→ Entries provided:
╭──
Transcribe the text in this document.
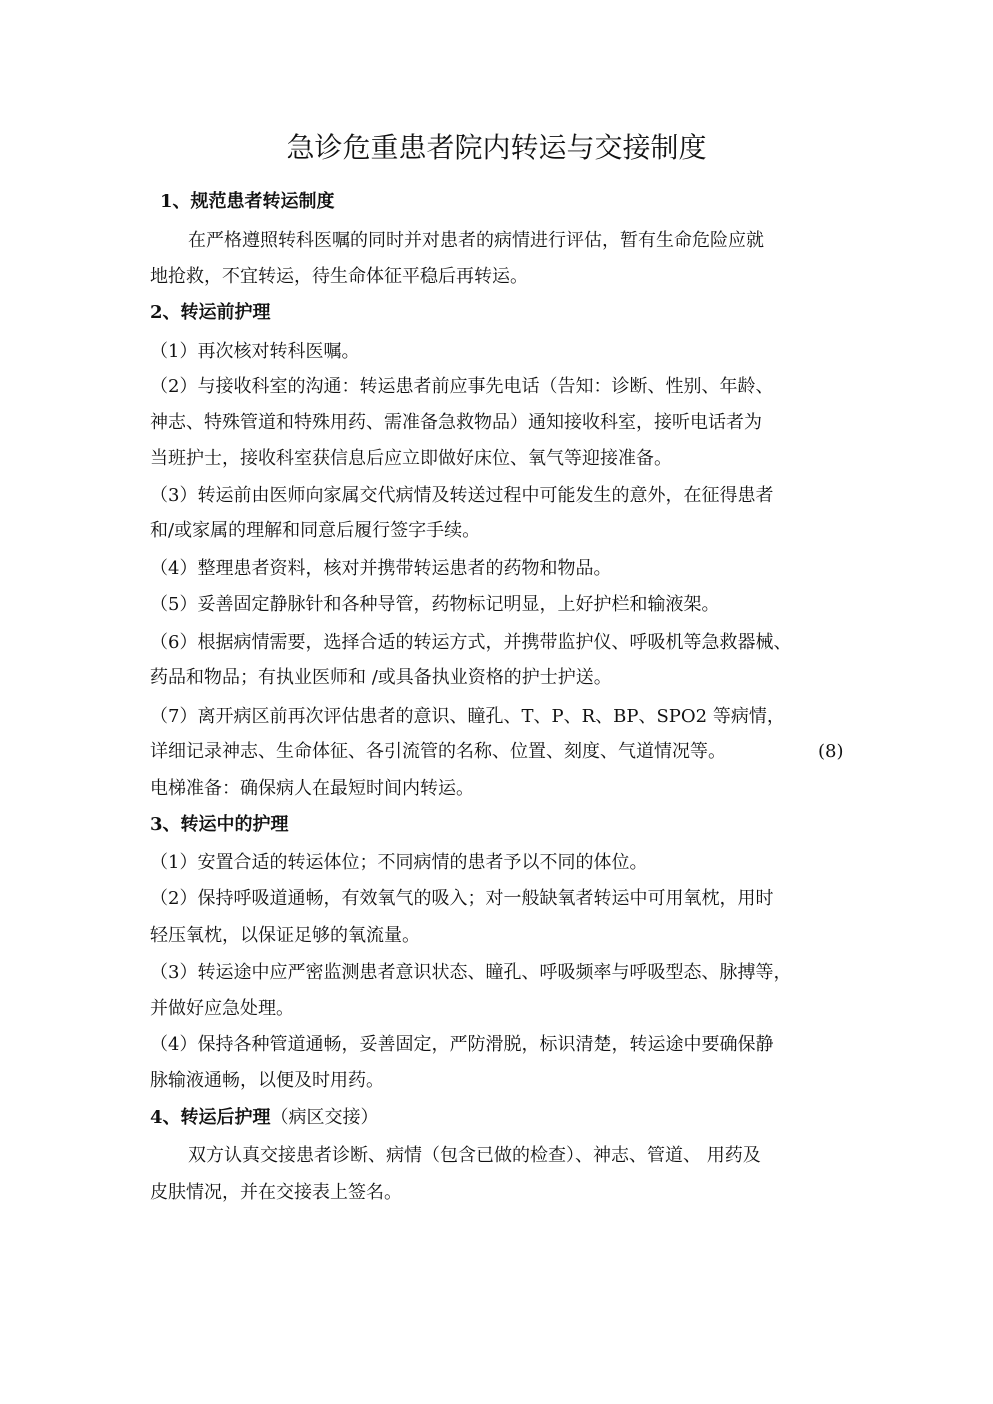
急诊危重患者院内转运与交接制度

1、规范患者转运制度

在严格遵照转科医嘱的同时并对患者的病情进行评估，暂有生命危险应就

地抢救，不宜转运，待生命体征平稳后再转运。

2、转运前护理

（1）再次核对转科医嘱。

（2）与接收科室的沟通：转运患者前应事先电话（告知：诊断、性别、年龄、

神志、特殊管道和特殊用药、需准备急救物品）通知接收科室，接听电话者为

当班护士，接收科室获信息后应立即做好床位、氧气等迎接准备。

（3）转运前由医师向家属交代病情及转送过程中可能发生的意外，在征得患者

和/或家属的理解和同意后履行签字手续。

（4）整理患者资料，核对并携带转运患者的药物和物品。

（5）妥善固定静脉针和各种导管，药物标记明显，上好护栏和输液架。

（6）根据病情需要，选择合适的转运方式，并携带监护仪、呼吸机等急救器械、

药品和物品；有执业医师和 /或具备执业资格的护士护送。

（7）离开病区前再次评估患者的意识、瞳孔、T、P、R、BP、SPO2 等病情，

详细记录神志、生命体征、各引流管的名称、位置、刻度、气道情况等。	(8)

电梯准备：确保病人在最短时间内转运。

3、转运中的护理

（1）安置合适的转运体位；不同病情的患者予以不同的体位。

（2）保持呼吸道通畅，有效氧气的吸入；对一般缺氧者转运中可用氧枕，用时

轻压氧枕，以保证足够的氧流量。

（3）转运途中应严密监测患者意识状态、瞳孔、呼吸频率与呼吸型态、脉搏等，

并做好应急处理。

（4）保持各种管道通畅，妥善固定，严防滑脱，标识清楚，转运途中要确保静

脉输液通畅，以便及时用药。

4、转运后护理（病区交接）

双方认真交接患者诊断、病情（包含已做的检查）、神志、管道、 用药及

皮肤情况，并在交接表上签名。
╰──
→ Problem statement: All of the entries need to be transcribed word for word; pictures are left out.

→ Final result:
Transcribe the text in this document.
急诊危重患者院内转运与交接制度

1、规范患者转运制度

在严格遵照转科医嘱的同时并对患者的病情进行评估，暂有生命危险应就

地抢救，不宜转运，待生命体征平稳后再转运。

2、转运前护理

（1）再次核对转科医嘱。

（2）与接收科室的沟通：转运患者前应事先电话（告知：诊断、性别、年龄、

神志、特殊管道和特殊用药、需准备急救物品）通知接收科室，接听电话者为

当班护士，接收科室获信息后应立即做好床位、氧气等迎接准备。

（3）转运前由医师向家属交代病情及转送过程中可能发生的意外，在征得患者

和/或家属的理解和同意后履行签字手续。

（4）整理患者资料，核对并携带转运患者的药物和物品。

（5）妥善固定静脉针和各种导管，药物标记明显，上好护栏和输液架。

（6）根据病情需要，选择合适的转运方式，并携带监护仪、呼吸机等急救器械、

药品和物品；有执业医师和 /或具备执业资格的护士护送。

（7）离开病区前再次评估患者的意识、瞳孔、T、P、R、BP、SPO2 等病情，

详细记录神志、生命体征、各引流管的名称、位置、刻度、气道情况等。	(8)

电梯准备：确保病人在最短时间内转运。

3、转运中的护理

（1）安置合适的转运体位；不同病情的患者予以不同的体位。

（2）保持呼吸道通畅，有效氧气的吸入；对一般缺氧者转运中可用氧枕，用时

轻压氧枕，以保证足够的氧流量。

（3）转运途中应严密监测患者意识状态、瞳孔、呼吸频率与呼吸型态、脉搏等，

并做好应急处理。

（4）保持各种管道通畅，妥善固定，严防滑脱，标识清楚，转运途中要确保静

脉输液通畅，以便及时用药。

4、转运后护理（病区交接）

双方认真交接患者诊断、病情（包含已做的检查）、神志、管道、 用药及

皮肤情况，并在交接表上签名。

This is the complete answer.